(YOUR TASK) Copy out every line of the listing below, unchanged and in order, from the first line to the last.

(RECORDS PROVIDED)
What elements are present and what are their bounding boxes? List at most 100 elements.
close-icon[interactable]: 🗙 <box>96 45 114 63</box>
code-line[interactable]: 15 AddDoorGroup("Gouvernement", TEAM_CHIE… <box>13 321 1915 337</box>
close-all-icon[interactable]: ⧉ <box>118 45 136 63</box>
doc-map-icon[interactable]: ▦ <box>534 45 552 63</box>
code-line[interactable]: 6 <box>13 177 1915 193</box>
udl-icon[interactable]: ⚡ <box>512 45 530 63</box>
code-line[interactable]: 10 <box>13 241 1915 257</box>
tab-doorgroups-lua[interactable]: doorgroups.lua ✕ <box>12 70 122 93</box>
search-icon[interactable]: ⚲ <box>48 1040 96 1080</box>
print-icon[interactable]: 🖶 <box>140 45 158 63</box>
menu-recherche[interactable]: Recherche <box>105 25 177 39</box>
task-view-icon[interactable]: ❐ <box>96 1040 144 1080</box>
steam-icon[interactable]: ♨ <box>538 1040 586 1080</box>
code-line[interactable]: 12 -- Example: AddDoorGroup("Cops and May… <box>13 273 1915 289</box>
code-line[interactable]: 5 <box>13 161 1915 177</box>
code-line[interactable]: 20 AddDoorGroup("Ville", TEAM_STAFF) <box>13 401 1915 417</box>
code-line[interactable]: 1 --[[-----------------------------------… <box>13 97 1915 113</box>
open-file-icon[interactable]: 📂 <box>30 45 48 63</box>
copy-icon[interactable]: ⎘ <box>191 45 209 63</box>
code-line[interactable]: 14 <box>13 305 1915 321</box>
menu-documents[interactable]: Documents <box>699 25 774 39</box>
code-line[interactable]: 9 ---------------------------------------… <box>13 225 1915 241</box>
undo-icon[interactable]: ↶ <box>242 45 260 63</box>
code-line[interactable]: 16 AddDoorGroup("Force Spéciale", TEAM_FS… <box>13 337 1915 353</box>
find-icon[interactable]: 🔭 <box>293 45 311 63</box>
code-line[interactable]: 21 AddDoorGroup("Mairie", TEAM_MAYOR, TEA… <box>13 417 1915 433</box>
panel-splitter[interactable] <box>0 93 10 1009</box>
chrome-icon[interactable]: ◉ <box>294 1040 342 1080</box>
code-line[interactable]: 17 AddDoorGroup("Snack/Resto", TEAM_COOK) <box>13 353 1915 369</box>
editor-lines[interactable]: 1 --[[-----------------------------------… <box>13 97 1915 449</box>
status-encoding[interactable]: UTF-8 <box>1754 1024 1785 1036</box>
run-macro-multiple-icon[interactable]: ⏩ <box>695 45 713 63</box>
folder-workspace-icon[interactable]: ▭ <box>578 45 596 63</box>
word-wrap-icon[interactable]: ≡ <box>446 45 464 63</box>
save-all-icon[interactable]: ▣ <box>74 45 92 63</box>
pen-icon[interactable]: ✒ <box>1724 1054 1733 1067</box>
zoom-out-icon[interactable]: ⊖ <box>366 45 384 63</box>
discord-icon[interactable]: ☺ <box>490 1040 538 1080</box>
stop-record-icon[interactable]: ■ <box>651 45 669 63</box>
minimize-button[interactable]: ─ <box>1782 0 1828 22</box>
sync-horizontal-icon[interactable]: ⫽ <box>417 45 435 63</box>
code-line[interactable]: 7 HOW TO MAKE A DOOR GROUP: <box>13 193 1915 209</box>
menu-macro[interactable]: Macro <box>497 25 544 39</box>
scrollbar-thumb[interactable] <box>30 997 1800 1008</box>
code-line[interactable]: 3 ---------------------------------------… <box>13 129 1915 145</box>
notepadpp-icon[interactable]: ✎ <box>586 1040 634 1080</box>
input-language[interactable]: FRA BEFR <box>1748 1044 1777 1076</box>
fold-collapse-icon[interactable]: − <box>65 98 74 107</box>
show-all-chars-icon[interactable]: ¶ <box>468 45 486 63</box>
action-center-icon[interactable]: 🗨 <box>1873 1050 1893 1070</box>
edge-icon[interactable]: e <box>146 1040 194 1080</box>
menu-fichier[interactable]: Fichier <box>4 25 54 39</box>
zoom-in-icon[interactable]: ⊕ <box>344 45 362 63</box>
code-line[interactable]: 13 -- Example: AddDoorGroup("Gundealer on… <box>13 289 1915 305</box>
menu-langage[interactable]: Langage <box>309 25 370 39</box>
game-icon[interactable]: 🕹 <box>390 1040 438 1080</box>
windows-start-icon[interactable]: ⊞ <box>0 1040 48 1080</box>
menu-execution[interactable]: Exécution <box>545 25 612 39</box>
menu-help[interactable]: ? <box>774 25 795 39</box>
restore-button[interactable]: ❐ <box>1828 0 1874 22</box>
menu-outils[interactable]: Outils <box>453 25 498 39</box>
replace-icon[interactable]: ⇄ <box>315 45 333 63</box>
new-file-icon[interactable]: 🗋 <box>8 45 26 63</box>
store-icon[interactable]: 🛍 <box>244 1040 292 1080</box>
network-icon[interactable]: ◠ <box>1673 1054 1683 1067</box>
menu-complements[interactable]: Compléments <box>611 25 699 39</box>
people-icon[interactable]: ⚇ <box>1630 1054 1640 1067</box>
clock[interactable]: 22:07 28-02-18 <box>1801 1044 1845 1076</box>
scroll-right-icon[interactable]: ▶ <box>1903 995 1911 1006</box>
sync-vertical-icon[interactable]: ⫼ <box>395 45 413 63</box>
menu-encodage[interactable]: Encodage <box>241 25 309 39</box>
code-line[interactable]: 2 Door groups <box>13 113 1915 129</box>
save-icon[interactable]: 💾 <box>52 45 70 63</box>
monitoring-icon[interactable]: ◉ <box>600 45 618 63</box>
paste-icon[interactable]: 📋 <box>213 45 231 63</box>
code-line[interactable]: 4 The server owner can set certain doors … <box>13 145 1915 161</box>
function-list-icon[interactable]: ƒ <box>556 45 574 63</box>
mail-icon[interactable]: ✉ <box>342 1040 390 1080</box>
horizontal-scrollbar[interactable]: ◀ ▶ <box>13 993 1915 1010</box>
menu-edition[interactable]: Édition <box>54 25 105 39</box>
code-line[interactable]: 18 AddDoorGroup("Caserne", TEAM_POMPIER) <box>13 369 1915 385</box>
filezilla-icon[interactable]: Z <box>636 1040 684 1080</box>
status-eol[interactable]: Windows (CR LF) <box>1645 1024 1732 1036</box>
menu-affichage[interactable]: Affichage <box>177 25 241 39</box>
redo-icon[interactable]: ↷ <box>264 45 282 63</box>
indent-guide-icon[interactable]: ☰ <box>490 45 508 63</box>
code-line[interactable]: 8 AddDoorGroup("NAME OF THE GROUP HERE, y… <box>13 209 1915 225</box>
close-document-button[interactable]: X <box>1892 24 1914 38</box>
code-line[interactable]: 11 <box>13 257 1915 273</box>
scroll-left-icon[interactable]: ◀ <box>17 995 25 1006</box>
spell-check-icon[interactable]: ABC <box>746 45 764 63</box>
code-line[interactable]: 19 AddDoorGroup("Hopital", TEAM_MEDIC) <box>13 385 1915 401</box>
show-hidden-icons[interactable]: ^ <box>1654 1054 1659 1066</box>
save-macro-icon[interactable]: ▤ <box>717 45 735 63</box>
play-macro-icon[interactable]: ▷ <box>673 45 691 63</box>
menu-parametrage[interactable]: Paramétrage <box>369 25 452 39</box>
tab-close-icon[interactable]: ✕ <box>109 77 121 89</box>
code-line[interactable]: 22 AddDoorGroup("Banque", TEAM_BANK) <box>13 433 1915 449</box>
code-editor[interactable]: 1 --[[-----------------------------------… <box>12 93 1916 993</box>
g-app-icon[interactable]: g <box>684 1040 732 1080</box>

(WRITTEN ANSWER)
What elements are present and what are their bounding boxes? List at most 100 elements.
close-icon[interactable]: 🗙 <box>96 45 114 63</box>
code-line[interactable]: 15 AddDoorGroup("Gouvernement", TEAM_CHIE… <box>13 321 1915 337</box>
close-all-icon[interactable]: ⧉ <box>118 45 136 63</box>
doc-map-icon[interactable]: ▦ <box>534 45 552 63</box>
code-line[interactable]: 6 <box>13 177 1915 193</box>
udl-icon[interactable]: ⚡ <box>512 45 530 63</box>
code-line[interactable]: 10 <box>13 241 1915 257</box>
tab-doorgroups-lua[interactable]: doorgroups.lua ✕ <box>12 70 122 93</box>
search-icon[interactable]: ⚲ <box>48 1040 96 1080</box>
print-icon[interactable]: 🖶 <box>140 45 158 63</box>
menu-recherche[interactable]: Recherche <box>105 25 177 39</box>
task-view-icon[interactable]: ❐ <box>96 1040 144 1080</box>
steam-icon[interactable]: ♨ <box>538 1040 586 1080</box>
code-line[interactable]: 12 -- Example: AddDoorGroup("Cops and May… <box>13 273 1915 289</box>
code-line[interactable]: 5 <box>13 161 1915 177</box>
code-line[interactable]: 20 AddDoorGroup("Ville", TEAM_STAFF) <box>13 401 1915 417</box>
code-line[interactable]: 1 --[[-----------------------------------… <box>13 97 1915 113</box>
open-file-icon[interactable]: 📂 <box>30 45 48 63</box>
copy-icon[interactable]: ⎘ <box>191 45 209 63</box>
code-line[interactable]: 14 <box>13 305 1915 321</box>
menu-documents[interactable]: Documents <box>699 25 774 39</box>
code-line[interactable]: 9 ---------------------------------------… <box>13 225 1915 241</box>
undo-icon[interactable]: ↶ <box>242 45 260 63</box>
code-line[interactable]: 16 AddDoorGroup("Force Spéciale", TEAM_FS… <box>13 337 1915 353</box>
find-icon[interactable]: 🔭 <box>293 45 311 63</box>
code-line[interactable]: 21 AddDoorGroup("Mairie", TEAM_MAYOR, TEA… <box>13 417 1915 433</box>
panel-splitter[interactable] <box>0 93 10 1009</box>
chrome-icon[interactable]: ◉ <box>294 1040 342 1080</box>
code-line[interactable]: 17 AddDoorGroup("Snack/Resto", TEAM_COOK) <box>13 353 1915 369</box>
editor-lines[interactable]: 1 --[[-----------------------------------… <box>13 97 1915 449</box>
status-encoding[interactable]: UTF-8 <box>1754 1024 1785 1036</box>
run-macro-multiple-icon[interactable]: ⏩ <box>695 45 713 63</box>
folder-workspace-icon[interactable]: ▭ <box>578 45 596 63</box>
word-wrap-icon[interactable]: ≡ <box>446 45 464 63</box>
save-all-icon[interactable]: ▣ <box>74 45 92 63</box>
pen-icon[interactable]: ✒ <box>1724 1054 1733 1067</box>
zoom-out-icon[interactable]: ⊖ <box>366 45 384 63</box>
discord-icon[interactable]: ☺ <box>490 1040 538 1080</box>
stop-record-icon[interactable]: ■ <box>651 45 669 63</box>
minimize-button[interactable]: ─ <box>1782 0 1828 22</box>
sync-horizontal-icon[interactable]: ⫽ <box>417 45 435 63</box>
code-line[interactable]: 7 HOW TO MAKE A DOOR GROUP: <box>13 193 1915 209</box>
menu-macro[interactable]: Macro <box>497 25 544 39</box>
scrollbar-thumb[interactable] <box>30 997 1800 1008</box>
code-line[interactable]: 3 ---------------------------------------… <box>13 129 1915 145</box>
notepadpp-icon[interactable]: ✎ <box>586 1040 634 1080</box>
input-language[interactable]: FRA BEFR <box>1748 1044 1777 1076</box>
fold-collapse-icon[interactable]: − <box>65 98 74 107</box>
show-all-chars-icon[interactable]: ¶ <box>468 45 486 63</box>
action-center-icon[interactable]: 🗨 <box>1873 1050 1893 1070</box>
edge-icon[interactable]: e <box>146 1040 194 1080</box>
menu-fichier[interactable]: Fichier <box>4 25 54 39</box>
zoom-in-icon[interactable]: ⊕ <box>344 45 362 63</box>
code-line[interactable]: 13 -- Example: AddDoorGroup("Gundealer on… <box>13 289 1915 305</box>
menu-langage[interactable]: Langage <box>309 25 370 39</box>
game-icon[interactable]: 🕹 <box>390 1040 438 1080</box>
windows-start-icon[interactable]: ⊞ <box>0 1040 48 1080</box>
menu-execution[interactable]: Exécution <box>545 25 612 39</box>
menu-help[interactable]: ? <box>774 25 795 39</box>
restore-button[interactable]: ❐ <box>1828 0 1874 22</box>
menu-outils[interactable]: Outils <box>453 25 498 39</box>
replace-icon[interactable]: ⇄ <box>315 45 333 63</box>
new-file-icon[interactable]: 🗋 <box>8 45 26 63</box>
store-icon[interactable]: 🛍 <box>244 1040 292 1080</box>
network-icon[interactable]: ◠ <box>1673 1054 1683 1067</box>
menu-complements[interactable]: Compléments <box>611 25 699 39</box>
people-icon[interactable]: ⚇ <box>1630 1054 1640 1067</box>
clock[interactable]: 22:07 28-02-18 <box>1801 1044 1845 1076</box>
scroll-right-icon[interactable]: ▶ <box>1903 995 1911 1006</box>
sync-vertical-icon[interactable]: ⫼ <box>395 45 413 63</box>
menu-encodage[interactable]: Encodage <box>241 25 309 39</box>
code-line[interactable]: 2 Door groups <box>13 113 1915 129</box>
save-icon[interactable]: 💾 <box>52 45 70 63</box>
monitoring-icon[interactable]: ◉ <box>600 45 618 63</box>
paste-icon[interactable]: 📋 <box>213 45 231 63</box>
code-line[interactable]: 4 The server owner can set certain doors … <box>13 145 1915 161</box>
function-list-icon[interactable]: ƒ <box>556 45 574 63</box>
mail-icon[interactable]: ✉ <box>342 1040 390 1080</box>
horizontal-scrollbar[interactable]: ◀ ▶ <box>13 993 1915 1010</box>
menu-edition[interactable]: Édition <box>54 25 105 39</box>
code-line[interactable]: 18 AddDoorGroup("Caserne", TEAM_POMPIER) <box>13 369 1915 385</box>
filezilla-icon[interactable]: Z <box>636 1040 684 1080</box>
status-eol[interactable]: Windows (CR LF) <box>1645 1024 1732 1036</box>
menu-affichage[interactable]: Affichage <box>177 25 241 39</box>
redo-icon[interactable]: ↷ <box>264 45 282 63</box>
indent-guide-icon[interactable]: ☰ <box>490 45 508 63</box>
code-line[interactable]: 8 AddDoorGroup("NAME OF THE GROUP HERE, y… <box>13 209 1915 225</box>
close-document-button[interactable]: X <box>1892 24 1914 38</box>
code-line[interactable]: 11 <box>13 257 1915 273</box>
scroll-left-icon[interactable]: ◀ <box>17 995 25 1006</box>
spell-check-icon[interactable]: ABC <box>746 45 764 63</box>
code-line[interactable]: 19 AddDoorGroup("Hopital", TEAM_MEDIC) <box>13 385 1915 401</box>
show-hidden-icons[interactable]: ^ <box>1654 1054 1659 1066</box>
save-macro-icon[interactable]: ▤ <box>717 45 735 63</box>
play-macro-icon[interactable]: ▷ <box>673 45 691 63</box>
menu-parametrage[interactable]: Paramétrage <box>369 25 452 39</box>
tab-close-icon[interactable]: ✕ <box>109 77 121 89</box>
code-line[interactable]: 22 AddDoorGroup("Banque", TEAM_BANK) <box>13 433 1915 449</box>
code-editor[interactable]: 1 --[[-----------------------------------… <box>12 93 1916 993</box>
g-app-icon[interactable]: g <box>684 1040 732 1080</box>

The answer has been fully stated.